» Dataset rows:
##########
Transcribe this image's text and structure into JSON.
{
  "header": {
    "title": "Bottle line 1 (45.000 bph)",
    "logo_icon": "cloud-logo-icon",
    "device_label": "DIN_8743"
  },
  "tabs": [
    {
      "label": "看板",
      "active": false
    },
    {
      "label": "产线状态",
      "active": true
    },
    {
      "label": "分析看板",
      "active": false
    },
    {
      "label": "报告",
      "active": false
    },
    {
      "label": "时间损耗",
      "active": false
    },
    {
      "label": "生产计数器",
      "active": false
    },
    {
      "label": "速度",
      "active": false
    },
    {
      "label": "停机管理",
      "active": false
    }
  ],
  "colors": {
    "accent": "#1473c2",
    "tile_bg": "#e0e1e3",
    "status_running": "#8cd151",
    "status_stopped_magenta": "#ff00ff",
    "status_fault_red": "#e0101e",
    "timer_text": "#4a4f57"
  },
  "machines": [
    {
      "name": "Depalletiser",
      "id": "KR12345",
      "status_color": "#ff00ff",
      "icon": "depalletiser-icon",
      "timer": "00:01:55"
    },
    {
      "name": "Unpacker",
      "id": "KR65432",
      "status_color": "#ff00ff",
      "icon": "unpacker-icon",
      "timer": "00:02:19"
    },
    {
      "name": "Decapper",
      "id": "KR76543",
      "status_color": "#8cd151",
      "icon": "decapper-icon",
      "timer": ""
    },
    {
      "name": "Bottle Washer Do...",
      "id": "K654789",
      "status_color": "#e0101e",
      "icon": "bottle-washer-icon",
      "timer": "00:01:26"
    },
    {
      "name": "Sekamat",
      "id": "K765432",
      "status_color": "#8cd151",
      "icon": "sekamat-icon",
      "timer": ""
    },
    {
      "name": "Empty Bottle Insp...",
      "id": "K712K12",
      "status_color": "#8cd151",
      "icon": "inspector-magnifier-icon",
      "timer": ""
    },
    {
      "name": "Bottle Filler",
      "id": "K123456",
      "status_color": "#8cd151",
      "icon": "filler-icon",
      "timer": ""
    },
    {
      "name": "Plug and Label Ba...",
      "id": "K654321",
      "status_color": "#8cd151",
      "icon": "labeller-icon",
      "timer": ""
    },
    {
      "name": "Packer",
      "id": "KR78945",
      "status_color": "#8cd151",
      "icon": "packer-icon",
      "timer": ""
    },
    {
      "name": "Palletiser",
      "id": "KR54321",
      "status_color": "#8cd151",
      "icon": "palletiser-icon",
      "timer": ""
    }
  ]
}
##########
» Do this:
Please restate the data word for word, every record included.

» Output:
Transcribe this image's text and structure into JSON.
{
  "header": {
    "title": "Bottle line 1 (45.000 bph)",
    "logo_icon": "cloud-logo-icon",
    "device_label": "DIN_8743"
  },
  "tabs": [
    {
      "label": "看板",
      "active": false
    },
    {
      "label": "产线状态",
      "active": true
    },
    {
      "label": "分析看板",
      "active": false
    },
    {
      "label": "报告",
      "active": false
    },
    {
      "label": "时间损耗",
      "active": false
    },
    {
      "label": "生产计数器",
      "active": false
    },
    {
      "label": "速度",
      "active": false
    },
    {
      "label": "停机管理",
      "active": false
    }
  ],
  "colors": {
    "accent": "#1473c2",
    "tile_bg": "#e0e1e3",
    "status_running": "#8cd151",
    "status_stopped_magenta": "#ff00ff",
    "status_fault_red": "#e0101e",
    "timer_text": "#4a4f57"
  },
  "machines": [
    {
      "name": "Depalletiser",
      "id": "KR12345",
      "status_color": "#ff00ff",
      "icon": "depalletiser-icon",
      "timer": "00:01:55"
    },
    {
      "name": "Unpacker",
      "id": "KR65432",
      "status_color": "#ff00ff",
      "icon": "unpacker-icon",
      "timer": "00:02:19"
    },
    {
      "name": "Decapper",
      "id": "KR76543",
      "status_color": "#8cd151",
      "icon": "decapper-icon",
      "timer": ""
    },
    {
      "name": "Bottle Washer Do...",
      "id": "K654789",
      "status_color": "#e0101e",
      "icon": "bottle-washer-icon",
      "timer": "00:01:26"
    },
    {
      "name": "Sekamat",
      "id": "K765432",
      "status_color": "#8cd151",
      "icon": "sekamat-icon",
      "timer": ""
    },
    {
      "name": "Empty Bottle Insp...",
      "id": "K712K12",
      "status_color": "#8cd151",
      "icon": "inspector-magnifier-icon",
      "timer": ""
    },
    {
      "name": "Bottle Filler",
      "id": "K123456",
      "status_color": "#8cd151",
      "icon": "filler-icon",
      "timer": ""
    },
    {
      "name": "Plug and Label Ba...",
      "id": "K654321",
      "status_color": "#8cd151",
      "icon": "labeller-icon",
      "timer": ""
    },
    {
      "name": "Packer",
      "id": "KR78945",
      "status_color": "#8cd151",
      "icon": "packer-icon",
      "timer": ""
    },
    {
      "name": "Palletiser",
      "id": "KR54321",
      "status_color": "#8cd151",
      "icon": "palletiser-icon",
      "timer": ""
    }
  ]
}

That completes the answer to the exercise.